--- Start Supplied data ---

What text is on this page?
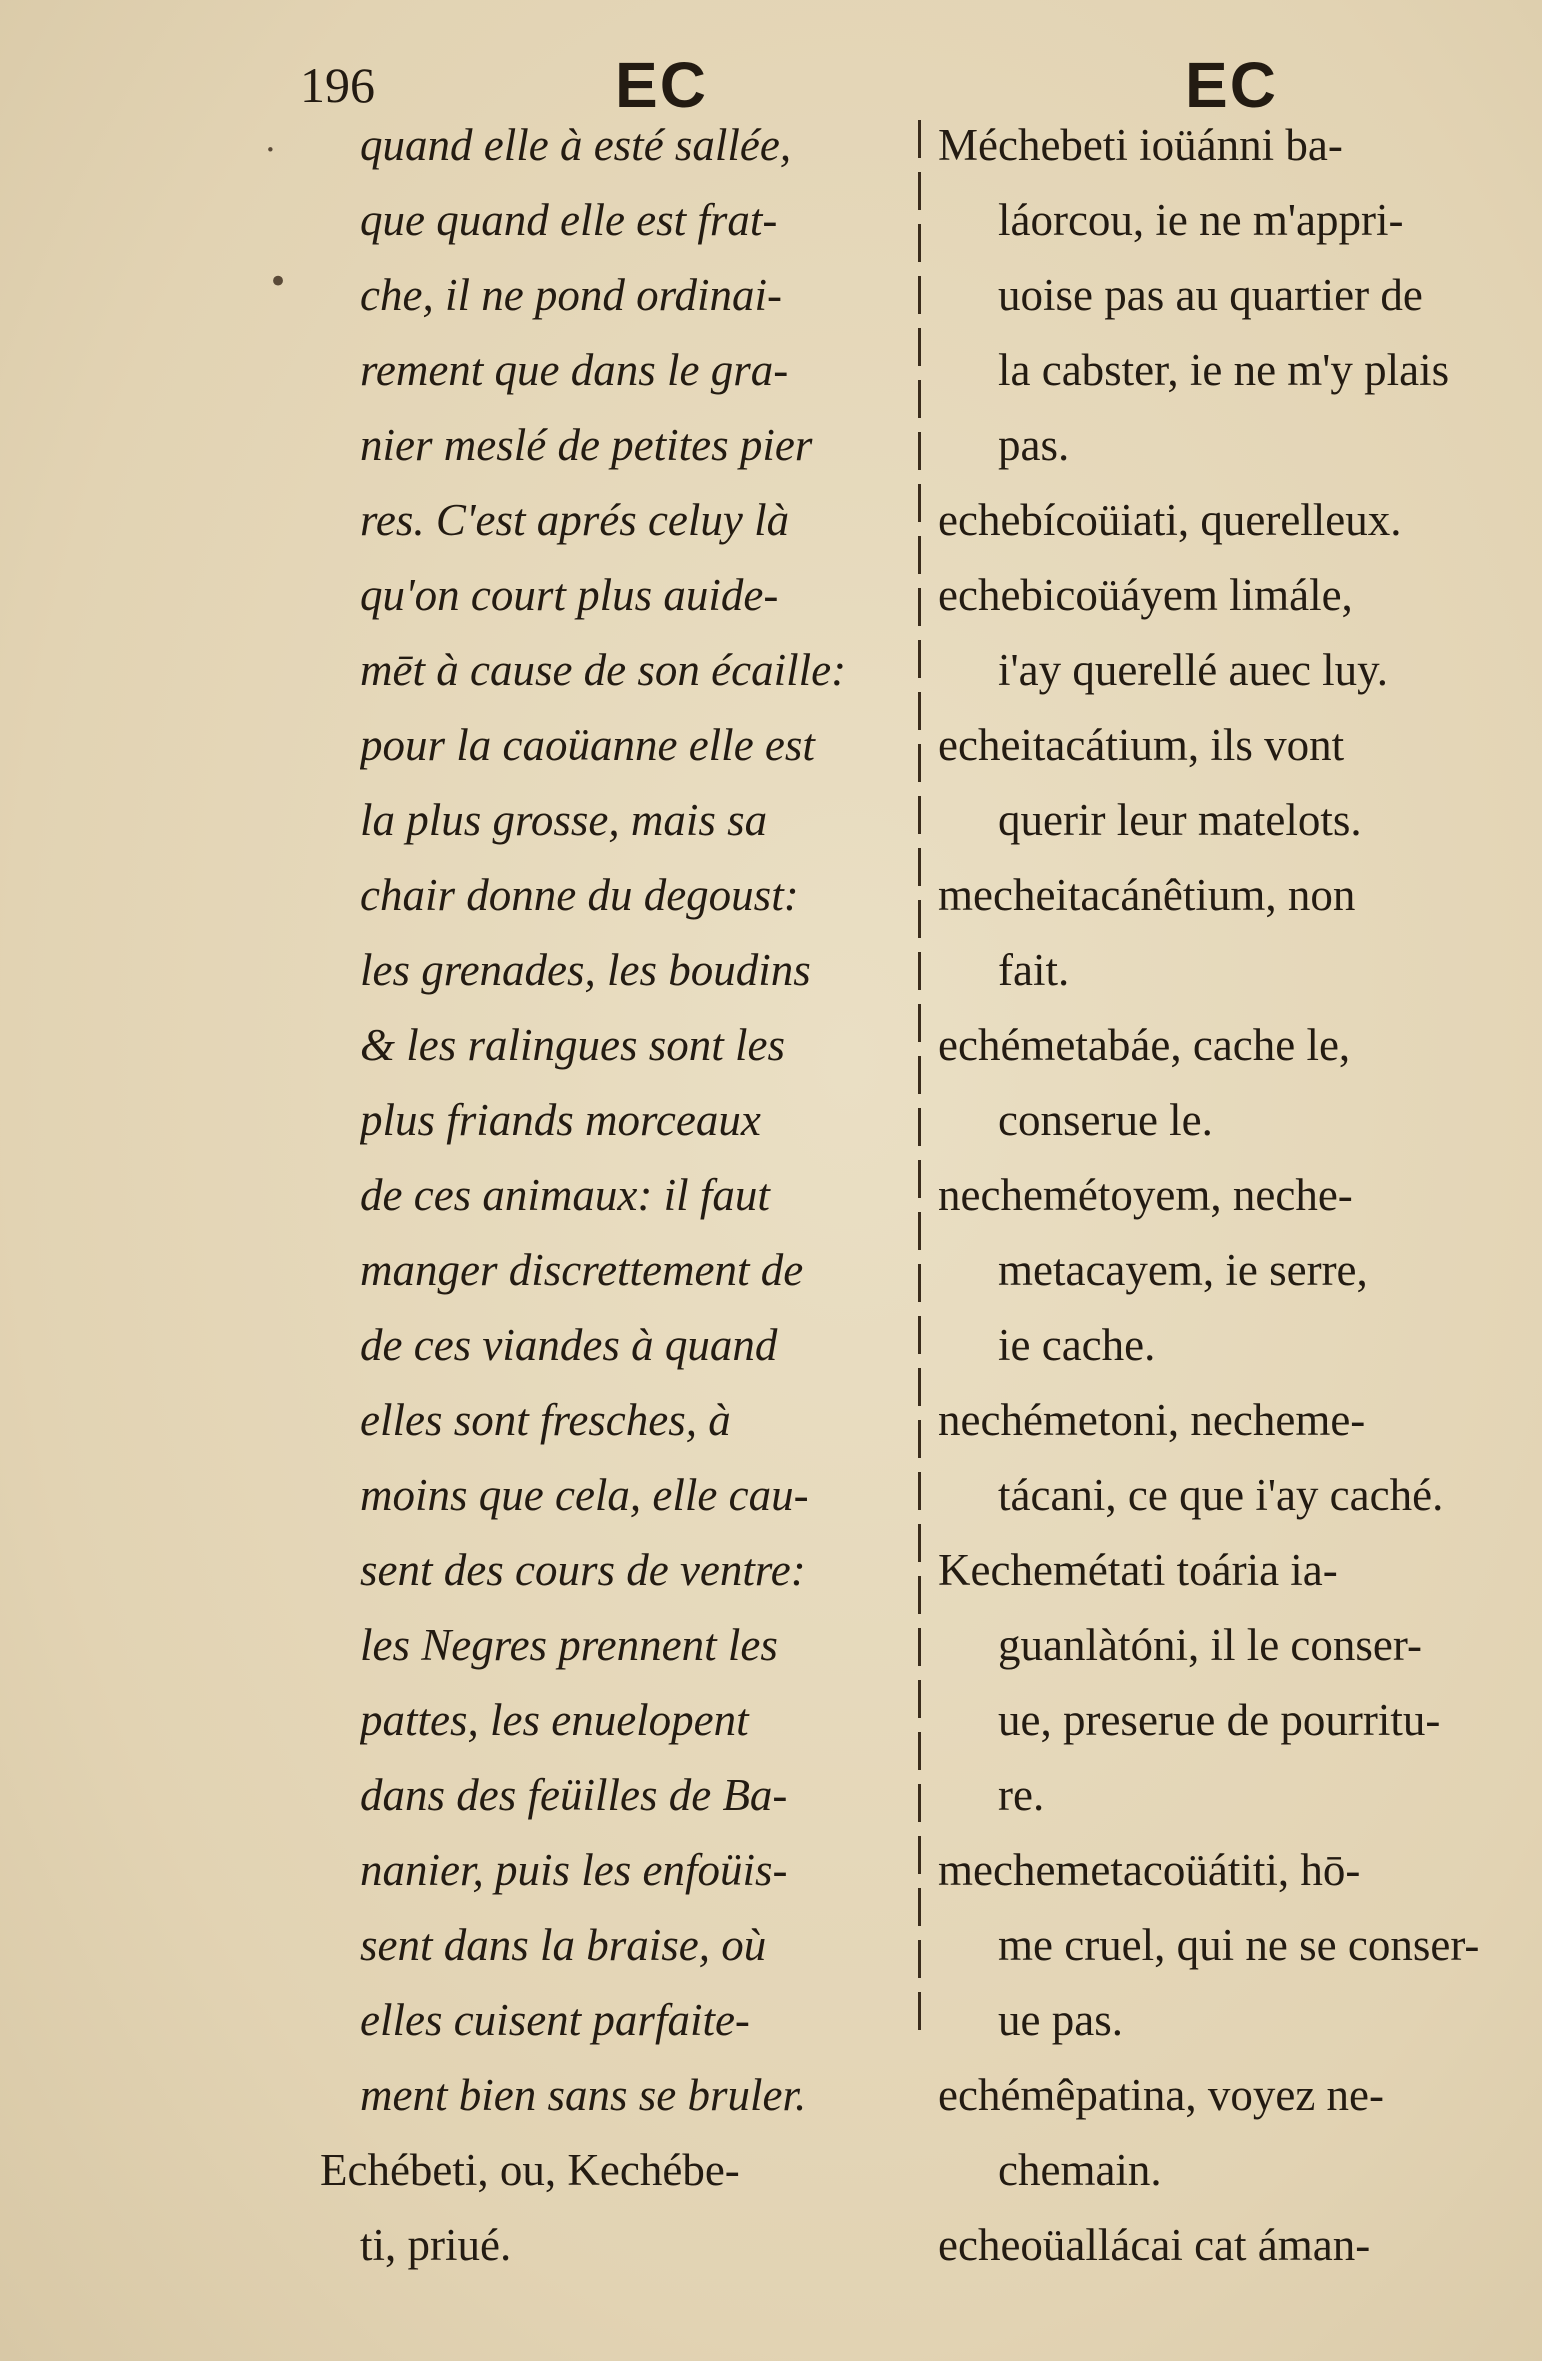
196	EC	EC
·
•
quand elle à esté sallée,
que quand elle est frat-
che, il ne pond ordinai-
rement que dans le gra-
nier meslé de petites pier
res. C'est aprés celuy là
qu'on court plus auide-
mēt à cause de son écaille:
pour la caoüanne elle est
la plus grosse, mais sa
chair donne du degoust:
les grenades, les boudins
& les ralingues sont les
plus friands morceaux
de ces animaux: il faut
manger discrettement de
de ces viandes à quand
elles sont fresches, à
moins que cela, elle cau-
sent des cours de ventre:
les Negres prennent les
pattes, les enuelopent
dans des feüilles de Ba-
nanier, puis les enfoüis-
sent dans la braise, où
elles cuisent parfaite-
ment bien sans se bruler.
Echébeti, ou, Kechébe-
ti, priué.
Méchebeti ioüánni ba-
láorcou, ie ne m'appri-
uoise pas au quartier de
la cabster, ie ne m'y plais
pas.
echebícoüiati, querelleux.
echebicoüáyem limále,
i'ay querellé auec luy.
echeitacátium, ils vont
querir leur matelots.
mecheitacánêtium, non
fait.
echémetabáe, cache le,
conserue le.
nechemétoyem, neche-
metacayem, ie serre,
ie cache.
nechémetoni, necheme-
tácani, ce que i'ay caché.
Kechemétati toária ia-
guanlàtóni, il le conser-
ue, preserue de pourritu-
re.
mechemetacoüátiti, hō-
me cruel, qui ne se conser-
ue pas.
echémêpatina, voyez ne-
chemain.
echeoüallácai cat áman-
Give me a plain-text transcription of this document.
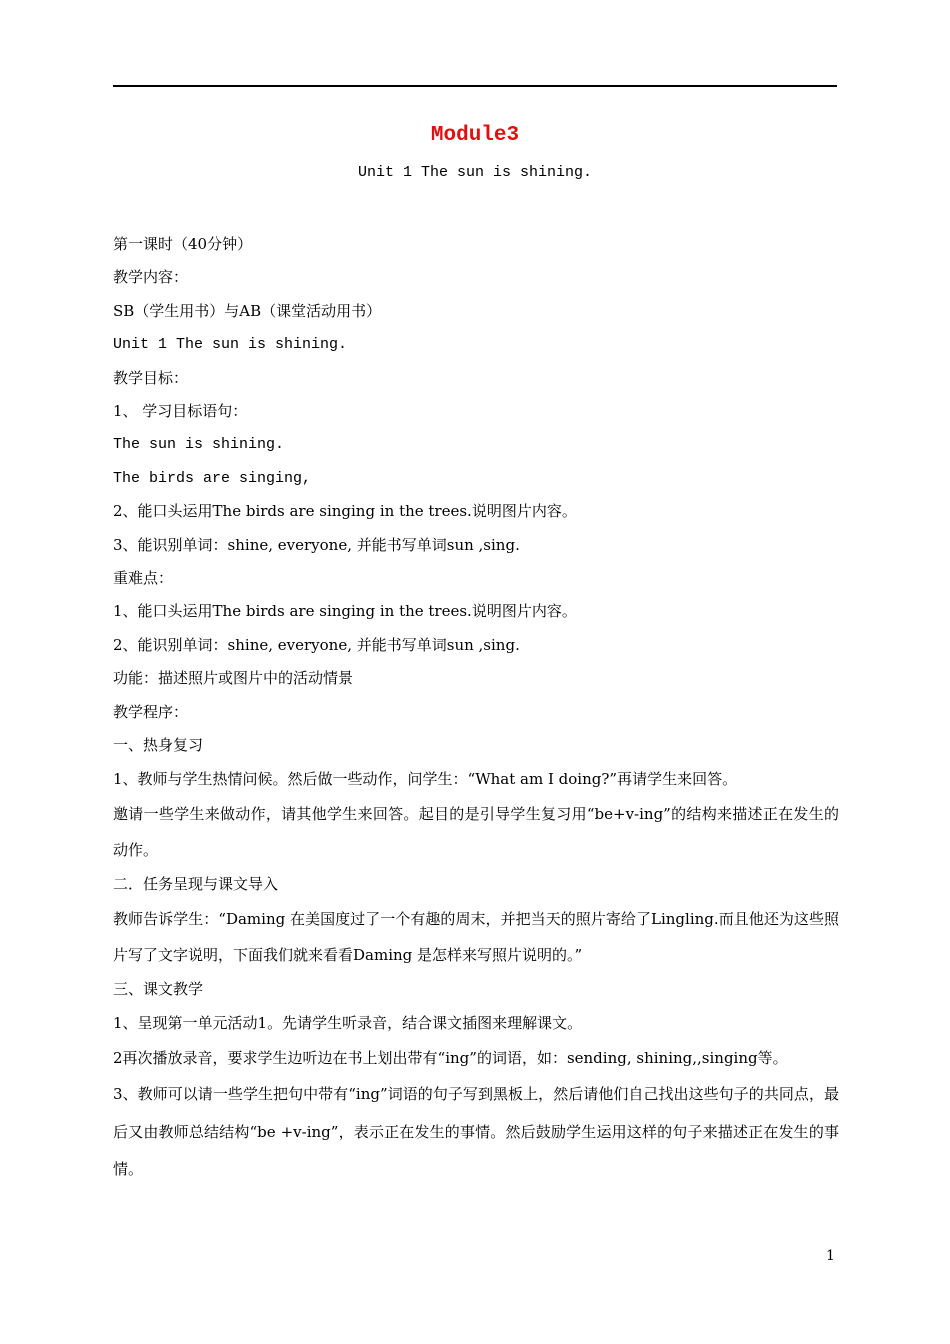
Module3
Unit 1 The sun is shining.

第一课时（40分钟）

教学内容：

SB（学生用书）与AB（课堂活动用书）

Unit 1 The sun is shining.

教学目标：

1、 学习目标语句：

The sun is shining.

The birds are singing,

2、能口头运用The birds are singing in the trees.说明图片内容。

3、能识别单词：shine, everyone, 并能书写单词sun ,sing.

重难点：

1、能口头运用The birds are singing in the trees.说明图片内容。

2、能识别单词：shine, everyone, 并能书写单词sun ,sing.

功能：描述照片或图片中的活动情景

教学程序：

一、热身复习

1、教师与学生热情问候。然后做一些动作，问学生：“What am I doing?”再请学生来回答。

邀请一些学生来做动作，请其他学生来回答。起目的是引导学生复习用“be+v-ing”的结构来描述正在发生的动作。

二．任务呈现与课文导入

教师告诉学生：“Daming 在美国度过了一个有趣的周末，并把当天的照片寄给了Lingling.而且他还为这些照片写了文字说明，下面我们就来看看Daming 是怎样来写照片说明的。”

三、课文教学

1、呈现第一单元活动1。先请学生听录音，结合课文插图来理解课文。

2再次播放录音，要求学生边听边在书上划出带有“ing”的词语，如：sending, shining,,singing等。

3、教师可以请一些学生把句中带有“ing”词语的句子写到黑板上，然后请他们自己找出这些句子的共同点，最后又由教师总结结构“be +v-ing”，表示正在发生的事情。然后鼓励学生运用这样的句子来描述正在发生的事情。

1
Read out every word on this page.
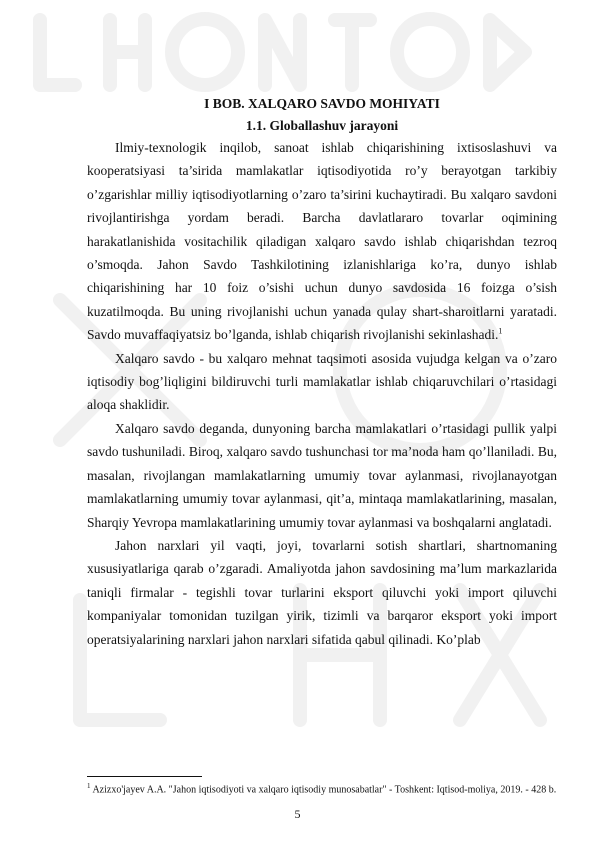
I BOB. XALQARO SAVDO MOHIYATI
1.1. Globallashuv jarayoni

Ilmiy-texnologik inqilob, sanoat ishlab chiqarishining ixtisoslashuvi va kooperatsiyasi ta’sirida mamlakatlar iqtisodiyotida ro’y berayotgan tarkibiy o’zgarishlar milliy iqtisodiyotlarning o’zaro ta’sirini kuchaytiradi. Bu xalqaro savdoni rivojlantirishga yordam beradi. Barcha davlatlararo tovarlar oqimining harakatlanishida vositachilik qiladigan xalqaro savdo ishlab chiqarishdan tezroq o’smoqda. Jahon Savdo Tashkilotining izlanishlariga ko’ra, dunyo ishlab chiqarishining har 10 foiz o’sishi uchun dunyo savdosida 16 foizga o’sish kuzatilmoqda. Bu uning rivojlanishi uchun yanada qulay shart-sharoitlarni yaratadi. Savdo muvaffaqiyatsiz bo’lganda, ishlab chiqarish rivojlanishi sekinlashadi.$^1$

Xalqaro savdo - bu xalqaro mehnat taqsimoti asosida vujudga kelgan va o’zaro iqtisodiy bog’liqligini bildiruvchi turli mamlakatlar ishlab chiqaruvchilari o’rtasidagi aloqa shaklidir.

Xalqaro savdo deganda, dunyoning barcha mamlakatlari o’rtasidagi pullik yalpi savdo tushuniladi. Biroq, xalqaro savdo tushunchasi tor ma’noda ham qo’llaniladi. Bu, masalan, rivojlangan mamlakatlarning umumiy tovar aylanmasi, rivojlanayotgan mamlakatlarning umumiy tovar aylanmasi, qit’a, mintaqa mamlakatlarining, masalan, Sharqiy Yevropa mamlakatlarining umumiy tovar aylanmasi va boshqalarni anglatadi.

Jahon narxlari yil vaqti, joyi, tovarlarni sotish shartlari, shartnomaning xususiyatlariga qarab o’zgaradi. Amaliyotda jahon savdosining ma’lum markazlarida taniqli firmalar - tegishli tovar turlarini eksport qiluvchi yoki import qiluvchi kompaniyalar tomonidan tuzilgan yirik, tizimli va barqaror eksport yoki import operatsiyalarining narxlari jahon narxlari sifatida qabul qilinadi. Ko’plab

$^1$ Azizxo'jayev A.A. "Jahon iqtisodiyoti va xalqaro iqtisodiy munosabatlar" - Toshkent: Iqtisod-moliya, 2019. - 428 b.
5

--- End Supplied data ---

# The request
Show the lines of the material that contain the word "dans".

# Task response
rement que dans le gra-
dans des feüilles de Ba-
sent dans la braise, où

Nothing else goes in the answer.